# Quoted passage

Predicting the next NBA Finals match-up

Created by: Patrick Ingelmo

www.patrickingelmo.com

Overview

Today is March 5, 2015. We are 60 games, or about 73%, through the regular season. While team trends can still change as the season nears its end, the available data can help create a snapshot of which teams are best positioned to make the NBA finals.

There are two separate datasets being analyzed. The first comes from basketball-reference.com (http://bit.ly/1AMgKJR) and contains every team and its associated stats from the 1970 season through the present season (2014-15). Some of these stats include total points scored, assists, turnovers, rebounds, effective field goal precentage, offensive rating and defensive rating. The other data file is a simple csv file containing each year and the corresponding finals teams.

Load and Clean Data

#load libraries
library(ggplot2)
library(ggthemes)
library(dplyr)
library(knitr)

#set directory to where csv files are located
setwd("/Users/pingelmo/Dropbox/data/nba/teams")
#initialize data frame
nba <- data.frame()
#assign files to list
files_list <- list.files()
#read in csv and row bind into one data frame
for(file in files_list){nba<-rbind(nba,read.table(file,header=T,sep=",",skip=2,stringsAsFactors=F))}
#remove rows not containing team data
nba <- nba[!nba$Season=="Season",]
rownames(nba) <- NULL
# convert characters to numeric
nba[,c(1,5:40)] <- sapply(nba[,c(1,5:40)],as.numeric)
#convert character to factor
nba$Season <- as.factor(nba$Season)
#remove asterisk from Team Name
nba$Tm <- substr(nba[,3],1,3)
#season end
nba$season_end <- as.numeric(substr(nba[,2],1,4))+1
options("scipen"=100, "digits"=4)

#load NBA champions data
finals <- read.csv("/Users/pingelmo/Dropbox/data/nba/finals.csv",header=T)
#create new binary championship variable
finals$finals <- 1
#rename to match NBA dataset
names(finals) <- c("Season","Tm","finals")
#join
nba <- left_join(nba,finals)
#remove NAs
nba$finals <- ifelse(is.na(nba$finals),0,1)

#rename fields
names(nba)[8] <- "win_pct"
names(nba)[33] <- "eFG"
names(nba)[34] <- "TOV_rate"
names(nba)[35] <- "ORB_rate"
names(nba)[36] <- "FT_FGA"
names(nba)[37] <- "opp_eFG"
names(nba)[38] <- "opp_TOV"
names(nba)[39] <- "opp_ORB"
names(nba)[40] <- "opp_FT_FGA"


# get rid of NAs, replace with 0
nba$X2P <- ifelse(is.na(nba$X2P),0,nba$X2P)
nba$X2PA <- ifelse(is.na(nba$X2PA),0,nba$X2PA)
nba$X3P <- ifelse(is.na(nba$X3P),0,nba$X3P)
nba$X3PA <- ifelse(is.na(nba$X3PA),0,nba$X3PA)

# Requirement
In the NBA Finals prediction write-up, which seasons does the basketball-reference.com dataset cover? Rely solely on the NBA Finals prediction write-up when responding.

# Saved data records
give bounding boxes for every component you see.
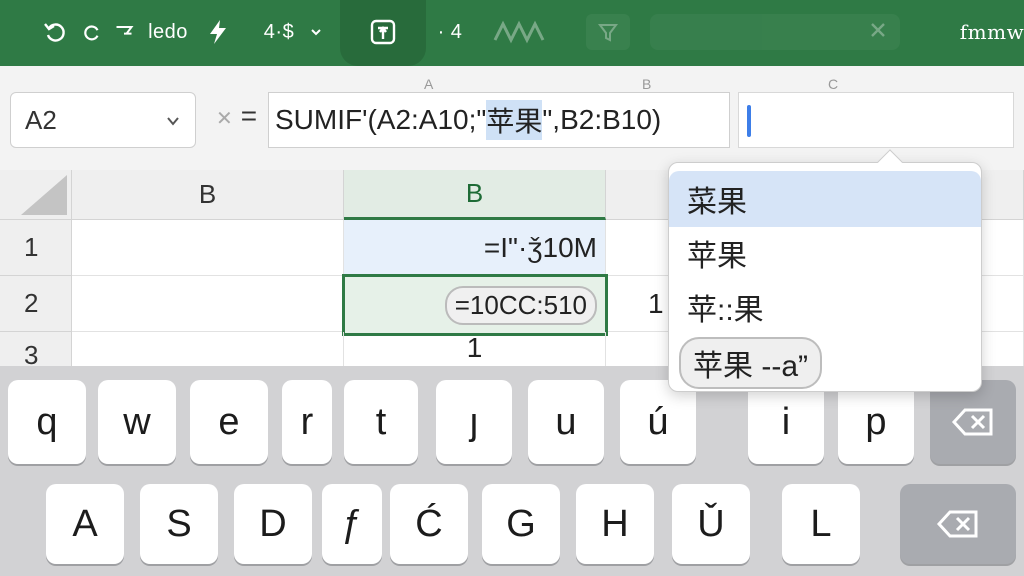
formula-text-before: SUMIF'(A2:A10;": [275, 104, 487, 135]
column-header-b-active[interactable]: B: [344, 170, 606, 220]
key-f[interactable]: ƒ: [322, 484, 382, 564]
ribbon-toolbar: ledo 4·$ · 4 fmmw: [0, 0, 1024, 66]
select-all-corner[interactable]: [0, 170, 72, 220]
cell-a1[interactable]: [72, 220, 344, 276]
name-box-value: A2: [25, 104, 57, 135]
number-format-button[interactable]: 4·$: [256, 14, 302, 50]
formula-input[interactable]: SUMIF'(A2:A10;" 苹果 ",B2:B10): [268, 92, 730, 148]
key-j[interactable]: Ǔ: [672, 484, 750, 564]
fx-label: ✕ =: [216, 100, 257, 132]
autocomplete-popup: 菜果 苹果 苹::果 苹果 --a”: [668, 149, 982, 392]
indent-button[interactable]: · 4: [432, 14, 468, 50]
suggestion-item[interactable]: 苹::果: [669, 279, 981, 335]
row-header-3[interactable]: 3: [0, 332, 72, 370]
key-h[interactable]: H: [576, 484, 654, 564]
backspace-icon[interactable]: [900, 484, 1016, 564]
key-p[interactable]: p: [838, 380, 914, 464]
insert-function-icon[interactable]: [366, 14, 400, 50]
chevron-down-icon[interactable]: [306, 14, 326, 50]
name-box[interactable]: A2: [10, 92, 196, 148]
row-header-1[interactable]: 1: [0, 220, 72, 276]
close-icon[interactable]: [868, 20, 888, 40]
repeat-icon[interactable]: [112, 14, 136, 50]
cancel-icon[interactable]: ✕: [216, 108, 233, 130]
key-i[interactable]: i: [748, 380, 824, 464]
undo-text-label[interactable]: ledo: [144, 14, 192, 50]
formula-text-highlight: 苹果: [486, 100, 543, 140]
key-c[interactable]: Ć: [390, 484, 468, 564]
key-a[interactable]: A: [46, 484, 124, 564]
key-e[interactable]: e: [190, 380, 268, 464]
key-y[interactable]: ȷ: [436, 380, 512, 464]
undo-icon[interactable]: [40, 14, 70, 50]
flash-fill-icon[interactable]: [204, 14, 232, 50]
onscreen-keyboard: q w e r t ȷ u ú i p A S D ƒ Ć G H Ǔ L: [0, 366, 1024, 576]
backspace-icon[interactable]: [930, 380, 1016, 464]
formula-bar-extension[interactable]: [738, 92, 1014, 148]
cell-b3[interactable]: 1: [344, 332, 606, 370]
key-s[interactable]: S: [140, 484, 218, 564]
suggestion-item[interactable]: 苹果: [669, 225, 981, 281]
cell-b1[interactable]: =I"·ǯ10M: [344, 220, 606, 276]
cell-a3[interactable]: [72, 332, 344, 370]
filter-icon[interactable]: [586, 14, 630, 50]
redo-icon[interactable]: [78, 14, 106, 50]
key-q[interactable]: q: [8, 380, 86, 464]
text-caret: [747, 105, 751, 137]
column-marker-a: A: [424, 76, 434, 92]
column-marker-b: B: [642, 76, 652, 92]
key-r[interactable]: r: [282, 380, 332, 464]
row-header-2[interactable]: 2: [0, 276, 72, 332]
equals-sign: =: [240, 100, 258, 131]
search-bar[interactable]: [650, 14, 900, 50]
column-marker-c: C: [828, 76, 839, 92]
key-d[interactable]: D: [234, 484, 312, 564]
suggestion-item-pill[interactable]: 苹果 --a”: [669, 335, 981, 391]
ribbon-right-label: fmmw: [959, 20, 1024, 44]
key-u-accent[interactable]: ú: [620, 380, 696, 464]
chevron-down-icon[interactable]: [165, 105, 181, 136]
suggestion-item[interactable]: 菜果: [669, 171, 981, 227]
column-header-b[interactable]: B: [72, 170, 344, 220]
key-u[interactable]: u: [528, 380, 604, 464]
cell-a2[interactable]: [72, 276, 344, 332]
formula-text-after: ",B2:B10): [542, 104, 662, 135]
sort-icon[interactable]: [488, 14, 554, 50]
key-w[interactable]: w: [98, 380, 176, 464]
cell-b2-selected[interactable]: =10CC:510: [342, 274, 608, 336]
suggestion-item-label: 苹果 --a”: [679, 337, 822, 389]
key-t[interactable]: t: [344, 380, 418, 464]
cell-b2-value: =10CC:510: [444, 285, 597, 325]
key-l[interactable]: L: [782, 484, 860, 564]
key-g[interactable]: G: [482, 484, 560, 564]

# Task output
It covers every team from the 1970 season through the 2014-15 season.